— EXERCISE DESCRIPTION —
From the listing below, pull each line that includes "document".

— THE DATA —

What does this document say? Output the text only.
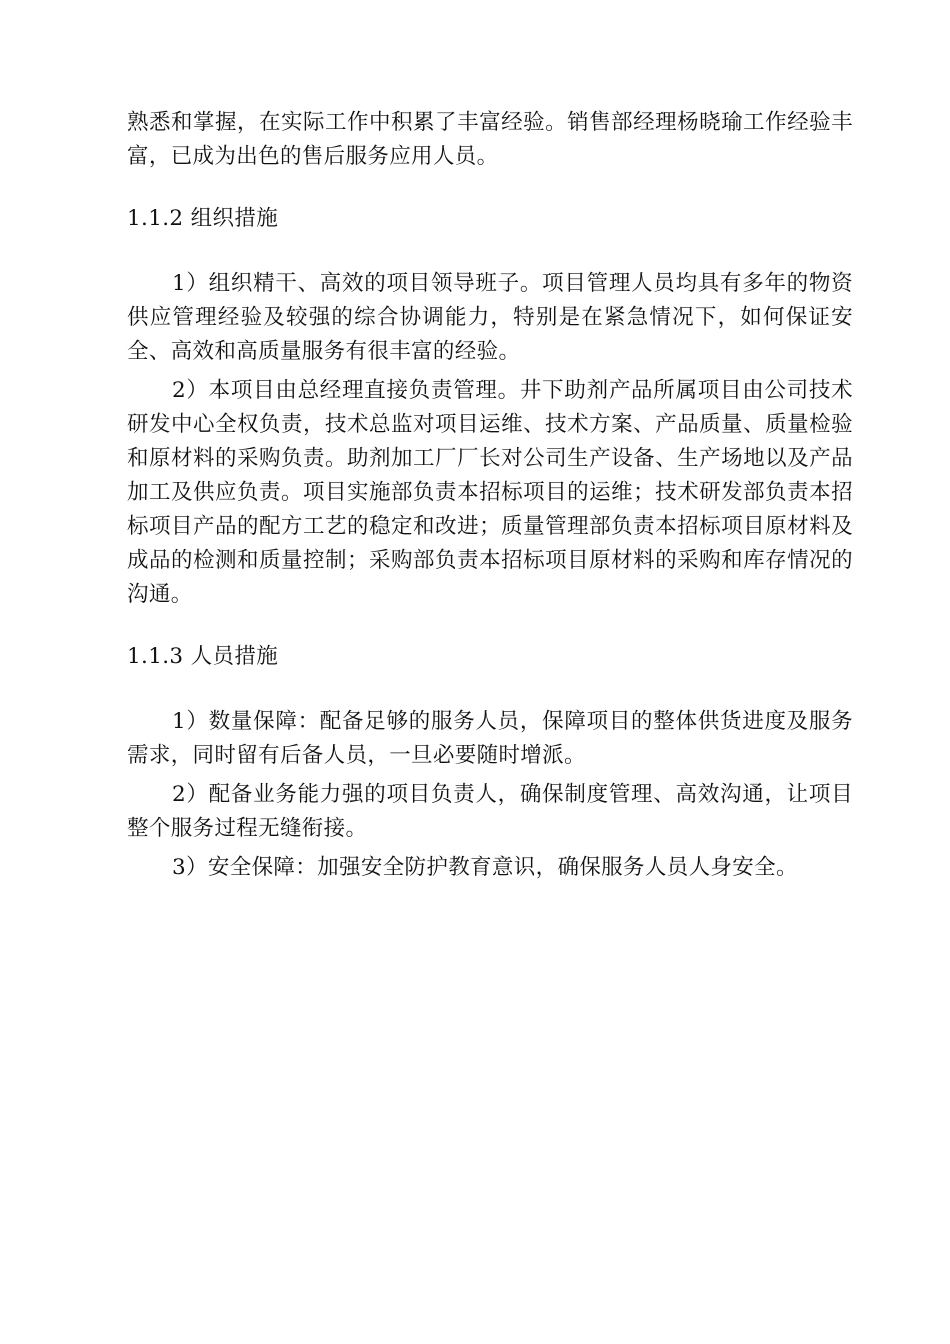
熟悉和掌握，在实际工作中积累了丰富经验。销售部经理杨晓瑜工作经验丰富，已成为出色的售后服务应用人员。

1.1.2 组织措施

1）组织精干、高效的项目领导班子。项目管理人员均具有多年的物资供应管理经验及较强的综合协调能力，特别是在紧急情况下，如何保证安全、高效和高质量服务有很丰富的经验。

2）本项目由总经理直接负责管理。井下助剂产品所属项目由公司技术研发中心全权负责，技术总监对项目运维、技术方案、产品质量、质量检验和原材料的采购负责。助剂加工厂厂长对公司生产设备、生产场地以及产品加工及供应负责。项目实施部负责本招标项目的运维；技术研发部负责本招标项目产品的配方工艺的稳定和改进；质量管理部负责本招标项目原材料及成品的检测和质量控制；采购部负责本招标项目原材料的采购和库存情况的沟通。

1.1.3 人员措施

1）数量保障：配备足够的服务人员，保障项目的整体供货进度及服务需求，同时留有后备人员，一旦必要随时增派。

2）配备业务能力强的项目负责人，确保制度管理、高效沟通，让项目整个服务过程无缝衔接。

3）安全保障：加强安全防护教育意识，确保服务人员人身安全。
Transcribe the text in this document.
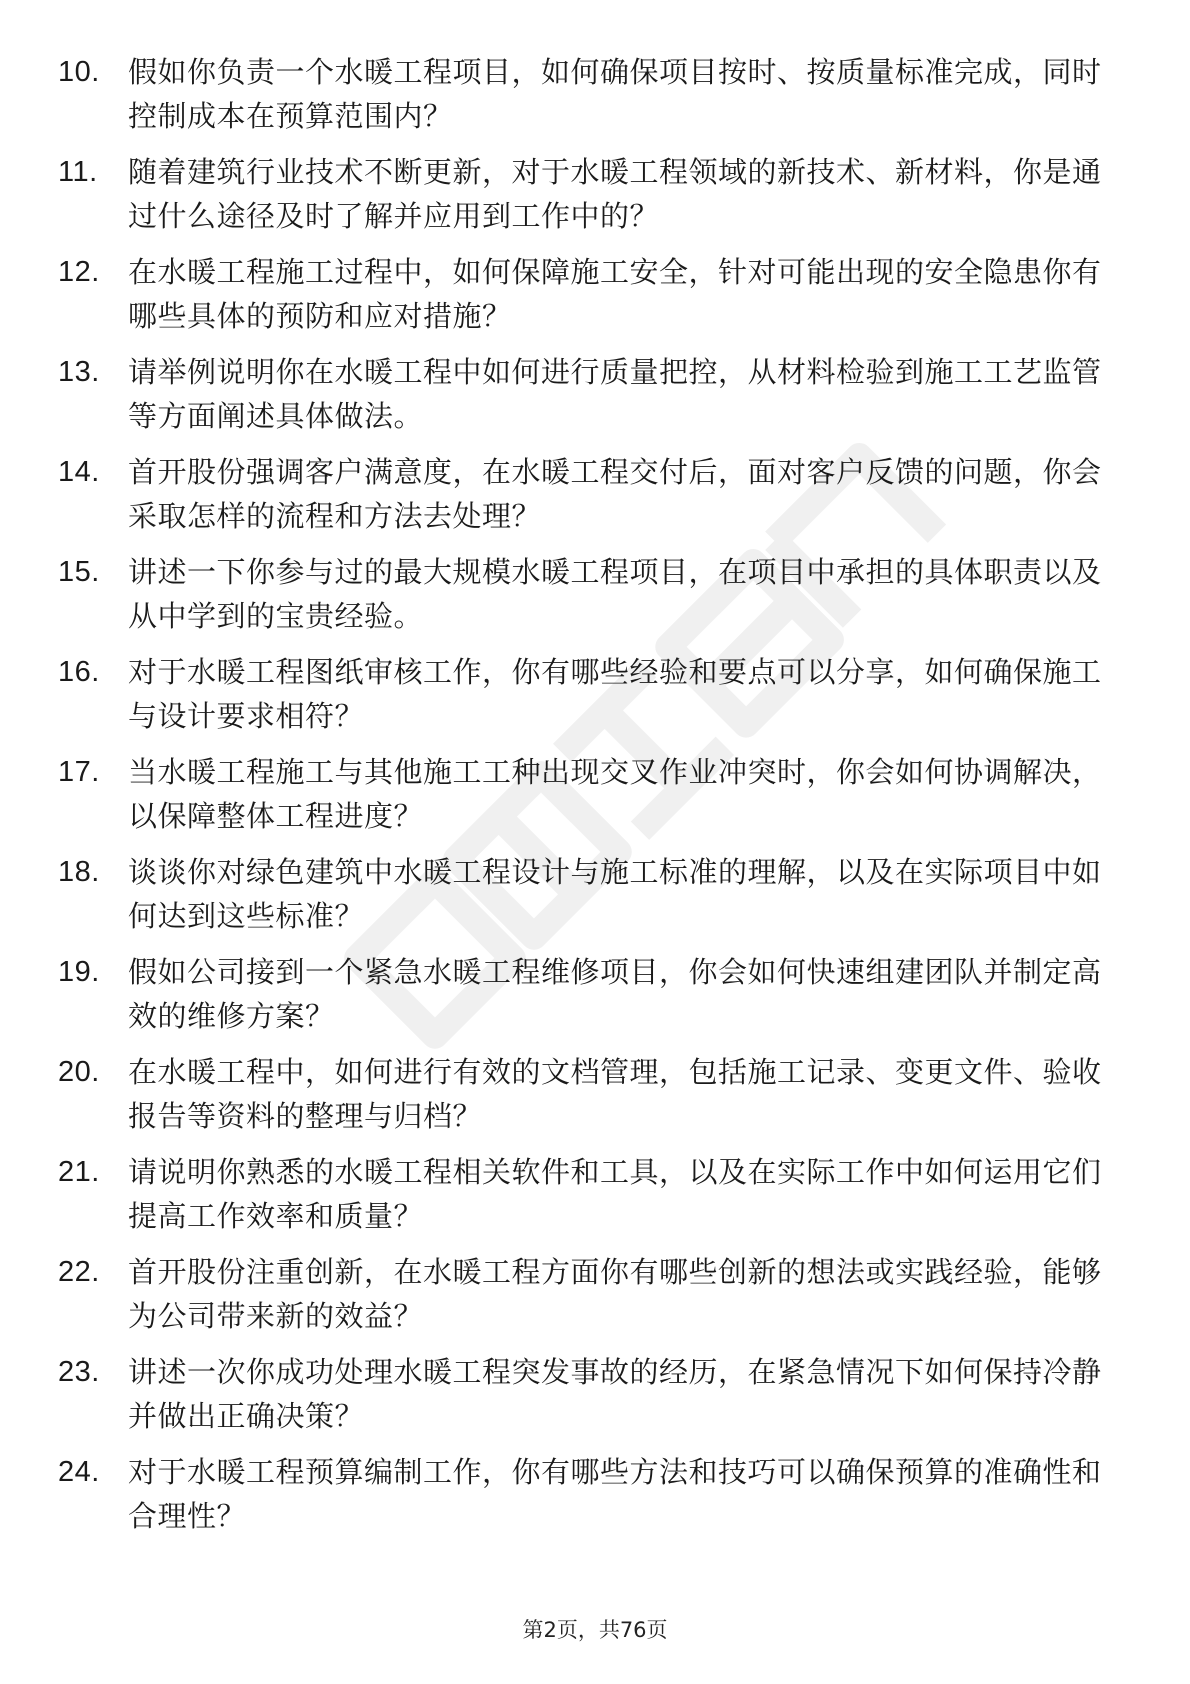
10. 假如你负责一个水暖工程项目，如何确保项目按时、按质量标准完成，同时控制成本在预算范围内？
11.	随着建筑行业技术不断更新，对于水暖工程领域的新技术、新材料，你是通过什么途径及时了解并应用到工作中的？
12. 在水暖工程施工过程中，如何保障施工安全，针对可能出现的安全隐患你有哪些具体的预防和应对措施？
13. 请举例说明你在水暖工程中如何进行质量把控，从材料检验到施工工艺监管等方面阐述具体做法。
14. 首开股份强调客户满意度，在水暖工程交付后，面对客户反馈的问题，你会采取怎样的流程和方法去处理？
15. 讲述一下你参与过的最大规模水暖工程项目，在项目中承担的具体职责以及从中学到的宝贵经验。
16. 对于水暖工程图纸审核工作，你有哪些经验和要点可以分享，如何确保施工与设计要求相符？
17. 当水暖工程施工与其他施工工种出现交叉作业冲突时，你会如何协调解决，以保障整体工程进度？
18. 谈谈你对绿色建筑中水暖工程设计与施工标准的理解，以及在实际项目中如何达到这些标准？
19. 假如公司接到一个紧急水暖工程维修项目，你会如何快速组建团队并制定高效的维修方案？
20. 在水暖工程中，如何进行有效的文档管理，包括施工记录、变更文件、验收报告等资料的整理与归档？
21. 请说明你熟悉的水暖工程相关软件和工具，以及在实际工作中如何运用它们提高工作效率和质量？
22. 首开股份注重创新，在水暖工程方面你有哪些创新的想法或实践经验，能够为公司带来新的效益？
23. 讲述一次你成功处理水暖工程突发事故的经历，在紧急情况下如何保持冷静并做出正确决策？
24. 对于水暖工程预算编制工作，你有哪些方法和技巧可以确保预算的准确性和合理性？
第2页，共76页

— CORRECT RESULT —
What does this document say? Output the text only.
Transcribe the text in this document.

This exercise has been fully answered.